* Problem to solve *
Go through the listing and pick out each line with the word "Individual" in it.

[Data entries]
= = = = =

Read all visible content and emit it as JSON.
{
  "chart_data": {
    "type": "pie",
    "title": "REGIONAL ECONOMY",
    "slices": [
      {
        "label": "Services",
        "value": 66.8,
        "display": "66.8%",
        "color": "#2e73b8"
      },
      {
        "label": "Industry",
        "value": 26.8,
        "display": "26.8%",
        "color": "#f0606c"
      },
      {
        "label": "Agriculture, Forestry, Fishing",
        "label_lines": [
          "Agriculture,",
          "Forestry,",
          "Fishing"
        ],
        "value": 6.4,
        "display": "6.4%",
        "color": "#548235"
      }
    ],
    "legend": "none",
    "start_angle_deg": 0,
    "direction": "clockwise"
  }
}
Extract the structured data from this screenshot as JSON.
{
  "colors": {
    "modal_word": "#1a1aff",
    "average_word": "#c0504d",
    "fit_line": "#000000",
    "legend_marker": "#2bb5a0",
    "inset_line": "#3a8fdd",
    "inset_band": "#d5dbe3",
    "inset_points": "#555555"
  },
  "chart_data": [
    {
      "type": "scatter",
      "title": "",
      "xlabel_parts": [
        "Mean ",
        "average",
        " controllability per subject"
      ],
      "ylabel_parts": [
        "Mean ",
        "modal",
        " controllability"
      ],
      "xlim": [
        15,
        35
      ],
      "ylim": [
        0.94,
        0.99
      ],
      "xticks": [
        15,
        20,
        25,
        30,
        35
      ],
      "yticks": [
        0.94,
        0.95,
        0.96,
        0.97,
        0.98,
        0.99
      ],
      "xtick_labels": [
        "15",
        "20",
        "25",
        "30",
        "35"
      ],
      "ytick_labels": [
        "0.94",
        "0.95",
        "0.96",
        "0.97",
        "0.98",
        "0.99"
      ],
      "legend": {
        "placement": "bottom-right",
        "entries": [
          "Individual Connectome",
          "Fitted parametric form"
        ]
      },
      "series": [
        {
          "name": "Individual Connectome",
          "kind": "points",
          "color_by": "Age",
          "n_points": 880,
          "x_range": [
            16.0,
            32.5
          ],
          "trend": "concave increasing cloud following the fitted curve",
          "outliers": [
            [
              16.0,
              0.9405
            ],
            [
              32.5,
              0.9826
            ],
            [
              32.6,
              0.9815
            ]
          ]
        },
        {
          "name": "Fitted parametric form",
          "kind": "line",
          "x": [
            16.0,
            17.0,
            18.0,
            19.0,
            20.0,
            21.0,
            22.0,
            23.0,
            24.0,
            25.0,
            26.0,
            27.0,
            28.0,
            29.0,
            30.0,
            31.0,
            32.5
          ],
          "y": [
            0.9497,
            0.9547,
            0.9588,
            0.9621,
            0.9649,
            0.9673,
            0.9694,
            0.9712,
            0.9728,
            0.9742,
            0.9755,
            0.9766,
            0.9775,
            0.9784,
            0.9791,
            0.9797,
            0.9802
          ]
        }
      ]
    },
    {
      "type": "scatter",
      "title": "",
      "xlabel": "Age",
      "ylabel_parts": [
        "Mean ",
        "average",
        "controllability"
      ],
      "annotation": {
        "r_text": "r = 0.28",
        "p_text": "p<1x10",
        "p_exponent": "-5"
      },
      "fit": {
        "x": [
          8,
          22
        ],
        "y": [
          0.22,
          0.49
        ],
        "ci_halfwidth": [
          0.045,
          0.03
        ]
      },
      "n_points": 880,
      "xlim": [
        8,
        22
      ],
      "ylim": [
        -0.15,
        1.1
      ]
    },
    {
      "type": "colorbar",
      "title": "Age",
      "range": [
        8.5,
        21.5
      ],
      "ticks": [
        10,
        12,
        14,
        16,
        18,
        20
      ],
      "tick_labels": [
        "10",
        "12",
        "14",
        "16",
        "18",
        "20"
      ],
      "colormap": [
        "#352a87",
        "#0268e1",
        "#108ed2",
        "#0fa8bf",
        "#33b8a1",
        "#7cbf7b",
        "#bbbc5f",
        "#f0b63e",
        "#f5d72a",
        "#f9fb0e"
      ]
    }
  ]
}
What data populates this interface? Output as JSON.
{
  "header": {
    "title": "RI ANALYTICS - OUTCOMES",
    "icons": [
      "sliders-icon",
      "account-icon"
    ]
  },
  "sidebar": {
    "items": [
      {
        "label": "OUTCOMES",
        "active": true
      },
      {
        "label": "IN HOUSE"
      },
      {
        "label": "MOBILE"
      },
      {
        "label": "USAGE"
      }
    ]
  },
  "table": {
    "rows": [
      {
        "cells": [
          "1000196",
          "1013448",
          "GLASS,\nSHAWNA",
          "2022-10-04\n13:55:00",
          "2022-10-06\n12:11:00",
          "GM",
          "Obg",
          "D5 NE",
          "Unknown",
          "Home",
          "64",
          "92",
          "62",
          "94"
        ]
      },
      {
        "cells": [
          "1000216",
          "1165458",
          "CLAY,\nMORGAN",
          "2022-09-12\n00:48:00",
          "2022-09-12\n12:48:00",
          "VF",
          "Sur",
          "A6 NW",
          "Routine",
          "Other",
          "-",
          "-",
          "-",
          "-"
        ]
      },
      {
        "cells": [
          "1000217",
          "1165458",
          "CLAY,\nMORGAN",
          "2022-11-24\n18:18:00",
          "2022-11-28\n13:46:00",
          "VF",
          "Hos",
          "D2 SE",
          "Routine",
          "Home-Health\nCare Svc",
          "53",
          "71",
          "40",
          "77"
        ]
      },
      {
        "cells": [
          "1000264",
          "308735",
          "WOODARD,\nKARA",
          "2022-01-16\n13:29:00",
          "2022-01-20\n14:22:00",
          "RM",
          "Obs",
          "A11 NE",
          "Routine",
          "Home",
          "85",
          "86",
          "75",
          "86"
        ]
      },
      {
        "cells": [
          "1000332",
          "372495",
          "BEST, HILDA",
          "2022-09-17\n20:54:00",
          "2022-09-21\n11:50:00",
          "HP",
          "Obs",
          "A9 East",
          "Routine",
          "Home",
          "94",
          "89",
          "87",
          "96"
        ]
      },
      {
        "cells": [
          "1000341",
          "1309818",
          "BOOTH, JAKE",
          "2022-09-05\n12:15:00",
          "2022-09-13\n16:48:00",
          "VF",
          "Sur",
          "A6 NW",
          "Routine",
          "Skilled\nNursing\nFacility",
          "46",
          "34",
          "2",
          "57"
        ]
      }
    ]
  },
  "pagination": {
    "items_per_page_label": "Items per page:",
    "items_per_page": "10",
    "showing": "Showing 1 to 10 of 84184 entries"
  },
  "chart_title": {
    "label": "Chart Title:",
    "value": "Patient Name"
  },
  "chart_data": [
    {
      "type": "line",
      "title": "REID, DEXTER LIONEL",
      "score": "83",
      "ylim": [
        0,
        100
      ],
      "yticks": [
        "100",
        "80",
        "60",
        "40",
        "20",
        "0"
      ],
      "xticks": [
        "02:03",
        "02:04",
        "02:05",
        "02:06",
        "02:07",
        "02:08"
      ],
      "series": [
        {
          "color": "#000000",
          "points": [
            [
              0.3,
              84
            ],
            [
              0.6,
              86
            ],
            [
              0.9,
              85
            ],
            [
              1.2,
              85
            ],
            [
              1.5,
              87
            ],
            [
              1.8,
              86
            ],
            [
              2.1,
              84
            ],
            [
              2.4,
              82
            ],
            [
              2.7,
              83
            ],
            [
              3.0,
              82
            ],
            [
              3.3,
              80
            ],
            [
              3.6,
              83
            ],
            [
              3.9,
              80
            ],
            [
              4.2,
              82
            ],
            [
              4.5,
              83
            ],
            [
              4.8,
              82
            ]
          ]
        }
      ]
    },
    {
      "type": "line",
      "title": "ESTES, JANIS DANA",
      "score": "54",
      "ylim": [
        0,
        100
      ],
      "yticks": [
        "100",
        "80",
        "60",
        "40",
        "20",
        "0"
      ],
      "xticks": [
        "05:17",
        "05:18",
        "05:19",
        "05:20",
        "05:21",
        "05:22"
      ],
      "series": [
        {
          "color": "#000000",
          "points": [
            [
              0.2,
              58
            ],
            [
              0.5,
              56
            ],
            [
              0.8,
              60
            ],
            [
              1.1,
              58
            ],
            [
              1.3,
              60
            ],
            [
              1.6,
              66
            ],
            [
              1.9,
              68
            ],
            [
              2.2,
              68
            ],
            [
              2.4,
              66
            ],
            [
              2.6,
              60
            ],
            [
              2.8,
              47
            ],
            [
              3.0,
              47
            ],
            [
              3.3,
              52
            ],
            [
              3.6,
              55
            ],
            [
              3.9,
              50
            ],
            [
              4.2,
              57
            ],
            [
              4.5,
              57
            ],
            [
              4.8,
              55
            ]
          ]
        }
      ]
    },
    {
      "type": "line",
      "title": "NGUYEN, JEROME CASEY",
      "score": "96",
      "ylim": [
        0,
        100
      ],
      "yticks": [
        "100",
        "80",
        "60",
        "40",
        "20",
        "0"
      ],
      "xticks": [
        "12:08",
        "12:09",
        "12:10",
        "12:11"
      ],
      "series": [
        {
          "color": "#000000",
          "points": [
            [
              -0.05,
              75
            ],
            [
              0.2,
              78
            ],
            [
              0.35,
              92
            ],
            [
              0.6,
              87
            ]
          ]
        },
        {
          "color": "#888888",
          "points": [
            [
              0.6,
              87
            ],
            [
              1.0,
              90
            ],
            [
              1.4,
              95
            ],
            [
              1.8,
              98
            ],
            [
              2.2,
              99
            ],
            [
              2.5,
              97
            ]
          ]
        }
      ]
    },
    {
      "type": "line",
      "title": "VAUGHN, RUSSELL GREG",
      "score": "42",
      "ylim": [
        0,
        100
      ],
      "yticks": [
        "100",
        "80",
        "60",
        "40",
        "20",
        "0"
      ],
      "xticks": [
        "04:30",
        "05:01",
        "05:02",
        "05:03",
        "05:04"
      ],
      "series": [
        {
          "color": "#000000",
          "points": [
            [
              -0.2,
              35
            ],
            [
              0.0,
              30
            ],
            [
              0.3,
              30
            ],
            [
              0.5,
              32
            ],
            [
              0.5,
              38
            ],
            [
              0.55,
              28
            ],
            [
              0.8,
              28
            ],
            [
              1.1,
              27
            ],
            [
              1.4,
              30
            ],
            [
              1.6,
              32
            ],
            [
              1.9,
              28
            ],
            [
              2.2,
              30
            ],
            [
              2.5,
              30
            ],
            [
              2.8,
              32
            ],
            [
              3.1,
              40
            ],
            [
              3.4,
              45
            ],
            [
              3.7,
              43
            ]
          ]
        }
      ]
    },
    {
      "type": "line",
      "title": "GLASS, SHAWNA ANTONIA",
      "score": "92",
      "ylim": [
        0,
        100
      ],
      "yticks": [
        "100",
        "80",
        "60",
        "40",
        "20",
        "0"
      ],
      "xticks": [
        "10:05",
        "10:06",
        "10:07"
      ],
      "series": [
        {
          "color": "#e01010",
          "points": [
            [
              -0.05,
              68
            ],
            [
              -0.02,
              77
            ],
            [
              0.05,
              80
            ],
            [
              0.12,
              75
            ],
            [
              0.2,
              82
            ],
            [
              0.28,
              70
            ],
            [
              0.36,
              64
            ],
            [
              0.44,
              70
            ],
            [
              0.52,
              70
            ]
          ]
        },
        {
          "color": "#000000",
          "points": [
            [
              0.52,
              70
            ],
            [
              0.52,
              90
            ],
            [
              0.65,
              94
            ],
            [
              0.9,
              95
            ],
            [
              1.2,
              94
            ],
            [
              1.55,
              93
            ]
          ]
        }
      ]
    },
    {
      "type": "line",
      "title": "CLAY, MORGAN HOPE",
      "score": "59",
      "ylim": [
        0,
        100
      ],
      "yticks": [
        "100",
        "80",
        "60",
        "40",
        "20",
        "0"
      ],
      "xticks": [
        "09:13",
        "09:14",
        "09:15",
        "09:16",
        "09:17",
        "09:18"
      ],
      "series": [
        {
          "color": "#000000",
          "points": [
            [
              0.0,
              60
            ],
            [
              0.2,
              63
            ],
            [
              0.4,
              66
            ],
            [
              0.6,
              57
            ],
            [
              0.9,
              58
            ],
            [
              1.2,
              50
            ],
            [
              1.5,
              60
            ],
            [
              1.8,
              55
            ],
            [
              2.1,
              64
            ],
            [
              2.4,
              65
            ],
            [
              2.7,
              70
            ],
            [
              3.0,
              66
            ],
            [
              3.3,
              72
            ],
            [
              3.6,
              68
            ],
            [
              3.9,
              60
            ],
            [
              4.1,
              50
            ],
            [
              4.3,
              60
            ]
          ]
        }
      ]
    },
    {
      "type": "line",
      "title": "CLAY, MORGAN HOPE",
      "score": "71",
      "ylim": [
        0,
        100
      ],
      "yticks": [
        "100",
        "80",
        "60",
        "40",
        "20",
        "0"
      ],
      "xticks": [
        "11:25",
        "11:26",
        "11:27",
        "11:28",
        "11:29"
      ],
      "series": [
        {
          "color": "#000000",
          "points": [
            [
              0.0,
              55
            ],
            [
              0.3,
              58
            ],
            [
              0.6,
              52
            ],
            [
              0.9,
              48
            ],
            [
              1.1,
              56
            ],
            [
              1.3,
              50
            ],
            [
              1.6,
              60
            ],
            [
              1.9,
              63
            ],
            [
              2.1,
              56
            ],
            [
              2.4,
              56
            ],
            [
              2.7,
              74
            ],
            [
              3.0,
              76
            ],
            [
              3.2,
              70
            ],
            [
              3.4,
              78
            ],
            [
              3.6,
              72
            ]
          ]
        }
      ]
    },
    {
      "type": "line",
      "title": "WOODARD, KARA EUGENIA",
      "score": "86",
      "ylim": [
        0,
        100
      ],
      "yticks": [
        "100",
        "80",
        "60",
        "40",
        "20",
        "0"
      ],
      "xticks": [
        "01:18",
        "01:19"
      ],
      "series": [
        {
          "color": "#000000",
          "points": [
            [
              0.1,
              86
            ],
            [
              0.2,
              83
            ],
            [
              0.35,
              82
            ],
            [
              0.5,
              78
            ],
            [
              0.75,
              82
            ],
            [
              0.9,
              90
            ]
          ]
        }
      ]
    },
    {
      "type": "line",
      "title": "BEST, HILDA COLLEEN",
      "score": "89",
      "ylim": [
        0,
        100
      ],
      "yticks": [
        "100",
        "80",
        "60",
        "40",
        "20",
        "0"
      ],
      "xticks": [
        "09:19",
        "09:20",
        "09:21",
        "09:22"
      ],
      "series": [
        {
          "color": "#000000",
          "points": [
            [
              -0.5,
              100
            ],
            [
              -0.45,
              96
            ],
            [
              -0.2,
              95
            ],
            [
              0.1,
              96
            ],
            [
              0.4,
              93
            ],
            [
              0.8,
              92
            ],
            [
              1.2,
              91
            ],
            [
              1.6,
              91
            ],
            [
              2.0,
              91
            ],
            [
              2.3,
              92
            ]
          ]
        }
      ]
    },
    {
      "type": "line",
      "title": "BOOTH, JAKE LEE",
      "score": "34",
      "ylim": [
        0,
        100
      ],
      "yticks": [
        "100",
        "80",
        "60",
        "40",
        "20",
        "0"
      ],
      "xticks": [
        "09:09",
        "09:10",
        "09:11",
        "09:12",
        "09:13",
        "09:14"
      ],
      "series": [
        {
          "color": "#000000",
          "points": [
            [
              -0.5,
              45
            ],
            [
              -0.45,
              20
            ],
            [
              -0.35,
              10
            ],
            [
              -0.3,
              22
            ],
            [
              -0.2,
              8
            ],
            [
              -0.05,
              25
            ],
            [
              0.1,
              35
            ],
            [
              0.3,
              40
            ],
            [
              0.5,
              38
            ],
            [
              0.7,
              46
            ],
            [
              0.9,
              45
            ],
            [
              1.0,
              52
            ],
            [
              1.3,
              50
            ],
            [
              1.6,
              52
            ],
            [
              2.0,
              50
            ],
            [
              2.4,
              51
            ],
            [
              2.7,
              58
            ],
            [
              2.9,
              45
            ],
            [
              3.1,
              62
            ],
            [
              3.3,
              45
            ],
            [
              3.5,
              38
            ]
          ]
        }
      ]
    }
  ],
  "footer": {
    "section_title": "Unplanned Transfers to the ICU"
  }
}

= = = = =

* The response *
          "Individual Connectome",
          "name": "Individual Connectome",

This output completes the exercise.